**Stated goal**
Copy out each line of the data that holds the word "name".

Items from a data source
>> start

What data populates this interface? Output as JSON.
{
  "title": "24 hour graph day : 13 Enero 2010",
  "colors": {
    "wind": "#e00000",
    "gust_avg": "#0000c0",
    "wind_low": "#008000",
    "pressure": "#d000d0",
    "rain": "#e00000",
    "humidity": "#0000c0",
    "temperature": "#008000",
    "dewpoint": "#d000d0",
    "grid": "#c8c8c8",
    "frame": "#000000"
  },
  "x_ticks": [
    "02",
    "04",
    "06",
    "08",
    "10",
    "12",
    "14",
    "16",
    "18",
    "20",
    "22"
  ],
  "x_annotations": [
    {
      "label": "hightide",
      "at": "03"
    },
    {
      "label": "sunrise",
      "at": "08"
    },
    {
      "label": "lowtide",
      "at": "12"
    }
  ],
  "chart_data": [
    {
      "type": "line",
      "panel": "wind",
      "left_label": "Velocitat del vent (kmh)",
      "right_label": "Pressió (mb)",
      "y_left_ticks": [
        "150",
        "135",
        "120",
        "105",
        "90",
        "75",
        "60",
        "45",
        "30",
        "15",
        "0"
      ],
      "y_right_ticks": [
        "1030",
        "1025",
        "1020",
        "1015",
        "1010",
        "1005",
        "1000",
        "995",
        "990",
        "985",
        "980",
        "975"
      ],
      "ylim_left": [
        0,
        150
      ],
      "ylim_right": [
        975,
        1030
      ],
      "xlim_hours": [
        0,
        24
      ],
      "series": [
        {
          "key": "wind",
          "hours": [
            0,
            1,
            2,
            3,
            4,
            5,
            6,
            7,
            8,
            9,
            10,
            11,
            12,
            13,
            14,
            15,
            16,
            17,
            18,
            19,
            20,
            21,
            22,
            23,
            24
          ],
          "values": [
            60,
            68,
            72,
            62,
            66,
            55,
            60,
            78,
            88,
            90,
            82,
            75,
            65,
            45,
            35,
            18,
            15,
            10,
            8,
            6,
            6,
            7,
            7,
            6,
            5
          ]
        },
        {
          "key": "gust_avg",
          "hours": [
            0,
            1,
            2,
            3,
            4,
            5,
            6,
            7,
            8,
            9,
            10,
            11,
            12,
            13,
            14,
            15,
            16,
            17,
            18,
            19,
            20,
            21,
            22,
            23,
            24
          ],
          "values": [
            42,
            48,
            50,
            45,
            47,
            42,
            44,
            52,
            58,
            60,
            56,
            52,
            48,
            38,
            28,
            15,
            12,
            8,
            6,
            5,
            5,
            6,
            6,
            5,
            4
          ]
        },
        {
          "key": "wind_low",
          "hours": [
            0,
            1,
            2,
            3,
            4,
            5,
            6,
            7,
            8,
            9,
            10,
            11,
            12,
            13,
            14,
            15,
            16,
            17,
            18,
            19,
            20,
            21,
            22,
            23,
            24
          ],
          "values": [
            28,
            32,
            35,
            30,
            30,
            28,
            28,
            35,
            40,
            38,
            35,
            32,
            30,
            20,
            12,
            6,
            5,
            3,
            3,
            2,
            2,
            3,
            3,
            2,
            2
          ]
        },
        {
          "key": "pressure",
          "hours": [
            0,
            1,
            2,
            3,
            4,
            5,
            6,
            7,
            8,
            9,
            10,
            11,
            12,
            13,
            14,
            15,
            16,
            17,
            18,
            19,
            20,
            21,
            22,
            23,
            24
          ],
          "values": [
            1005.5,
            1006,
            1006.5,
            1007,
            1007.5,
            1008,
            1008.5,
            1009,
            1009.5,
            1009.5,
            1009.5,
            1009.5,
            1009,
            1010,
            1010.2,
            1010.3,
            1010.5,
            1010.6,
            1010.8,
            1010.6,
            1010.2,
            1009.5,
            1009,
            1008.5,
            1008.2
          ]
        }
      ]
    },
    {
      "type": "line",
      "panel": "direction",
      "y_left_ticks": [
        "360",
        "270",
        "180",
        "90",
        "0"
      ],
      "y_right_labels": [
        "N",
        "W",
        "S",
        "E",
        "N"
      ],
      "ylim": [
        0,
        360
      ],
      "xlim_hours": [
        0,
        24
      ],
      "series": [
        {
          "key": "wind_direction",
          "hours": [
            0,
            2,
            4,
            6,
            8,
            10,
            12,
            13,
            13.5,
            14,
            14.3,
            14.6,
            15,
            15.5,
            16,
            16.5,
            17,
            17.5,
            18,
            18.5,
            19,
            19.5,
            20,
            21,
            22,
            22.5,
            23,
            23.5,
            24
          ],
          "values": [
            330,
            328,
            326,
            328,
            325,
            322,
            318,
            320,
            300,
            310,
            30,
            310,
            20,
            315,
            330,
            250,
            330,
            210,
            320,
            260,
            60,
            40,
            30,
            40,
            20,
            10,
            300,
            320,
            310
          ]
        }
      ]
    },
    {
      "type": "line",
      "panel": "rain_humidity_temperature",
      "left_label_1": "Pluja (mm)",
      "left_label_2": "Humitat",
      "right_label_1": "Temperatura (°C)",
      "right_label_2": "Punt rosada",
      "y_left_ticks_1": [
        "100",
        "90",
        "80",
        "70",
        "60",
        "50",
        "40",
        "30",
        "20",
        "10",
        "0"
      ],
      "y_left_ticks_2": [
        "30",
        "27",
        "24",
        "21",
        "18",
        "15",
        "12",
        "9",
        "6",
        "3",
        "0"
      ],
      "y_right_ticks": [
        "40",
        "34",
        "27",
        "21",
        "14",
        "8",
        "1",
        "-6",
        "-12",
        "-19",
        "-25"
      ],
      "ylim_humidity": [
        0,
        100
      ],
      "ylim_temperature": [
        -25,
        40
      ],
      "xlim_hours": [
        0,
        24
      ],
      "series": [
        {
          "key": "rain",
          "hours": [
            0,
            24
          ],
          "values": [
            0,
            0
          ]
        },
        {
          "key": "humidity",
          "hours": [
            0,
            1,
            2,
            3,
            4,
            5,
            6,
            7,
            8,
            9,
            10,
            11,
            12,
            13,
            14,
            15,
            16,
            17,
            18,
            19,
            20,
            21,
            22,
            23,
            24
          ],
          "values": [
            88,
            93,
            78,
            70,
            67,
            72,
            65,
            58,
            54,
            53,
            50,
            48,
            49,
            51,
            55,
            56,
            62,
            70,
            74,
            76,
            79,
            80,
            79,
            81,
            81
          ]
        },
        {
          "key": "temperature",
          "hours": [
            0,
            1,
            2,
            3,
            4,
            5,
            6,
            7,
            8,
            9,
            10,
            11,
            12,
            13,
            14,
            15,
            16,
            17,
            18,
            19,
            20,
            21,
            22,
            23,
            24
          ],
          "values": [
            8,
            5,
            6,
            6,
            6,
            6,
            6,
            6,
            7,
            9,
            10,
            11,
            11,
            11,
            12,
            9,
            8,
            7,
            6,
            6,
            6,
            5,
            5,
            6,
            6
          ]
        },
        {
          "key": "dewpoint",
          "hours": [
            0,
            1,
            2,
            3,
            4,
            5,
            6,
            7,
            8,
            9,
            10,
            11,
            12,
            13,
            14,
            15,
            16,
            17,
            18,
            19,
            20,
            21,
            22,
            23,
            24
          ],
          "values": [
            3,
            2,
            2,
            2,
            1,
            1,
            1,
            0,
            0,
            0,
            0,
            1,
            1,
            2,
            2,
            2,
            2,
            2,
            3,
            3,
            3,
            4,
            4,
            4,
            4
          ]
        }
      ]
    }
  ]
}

>> end
>> start

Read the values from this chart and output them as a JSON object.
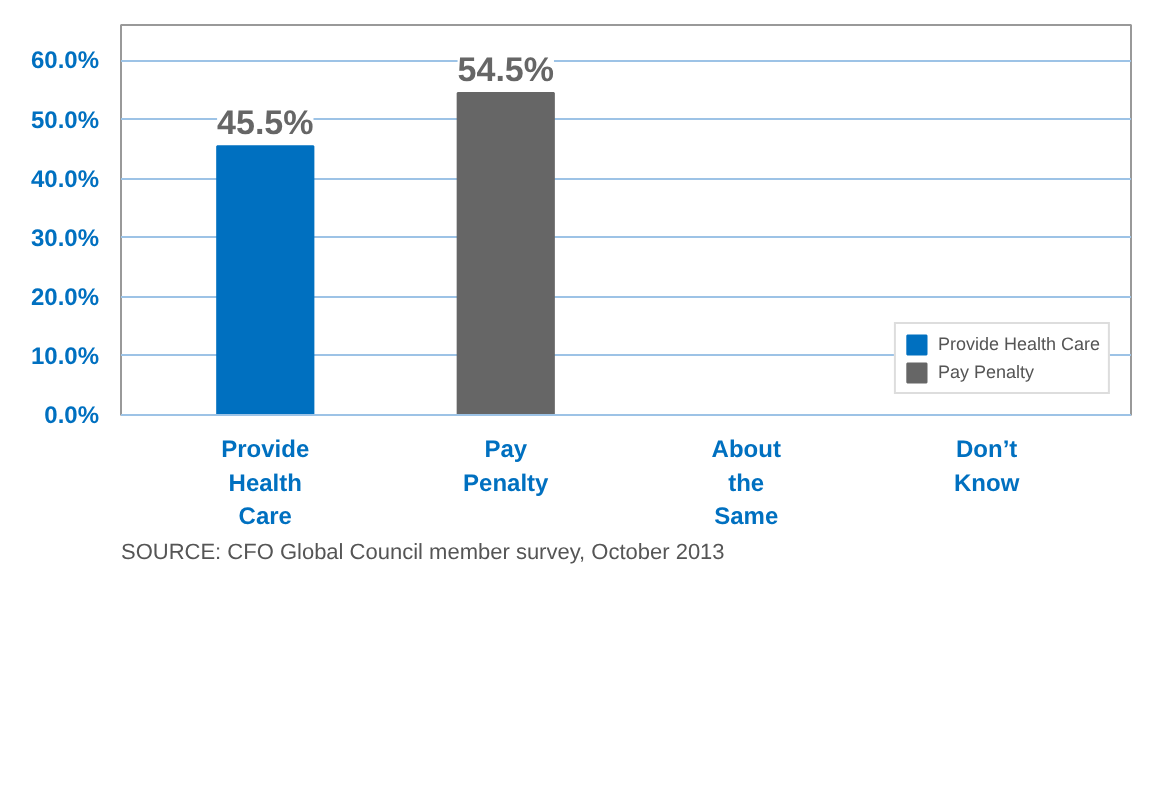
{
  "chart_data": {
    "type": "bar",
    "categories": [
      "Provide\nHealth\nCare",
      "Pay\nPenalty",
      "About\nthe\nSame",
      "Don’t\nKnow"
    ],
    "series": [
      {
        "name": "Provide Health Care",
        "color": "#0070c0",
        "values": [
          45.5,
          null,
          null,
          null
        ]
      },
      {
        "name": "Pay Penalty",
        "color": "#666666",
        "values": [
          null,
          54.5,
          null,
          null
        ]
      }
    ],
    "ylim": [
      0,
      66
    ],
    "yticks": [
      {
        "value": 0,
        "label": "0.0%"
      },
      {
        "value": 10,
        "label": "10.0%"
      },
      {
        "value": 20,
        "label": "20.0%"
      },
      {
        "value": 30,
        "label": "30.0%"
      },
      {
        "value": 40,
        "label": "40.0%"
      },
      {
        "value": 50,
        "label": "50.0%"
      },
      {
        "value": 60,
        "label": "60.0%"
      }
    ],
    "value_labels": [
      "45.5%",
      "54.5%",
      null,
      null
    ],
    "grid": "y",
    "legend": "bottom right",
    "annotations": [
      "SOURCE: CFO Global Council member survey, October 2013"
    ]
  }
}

>> end

**Written answer**
        "name": "Provide Health Care",
        "name": "Pay Penalty",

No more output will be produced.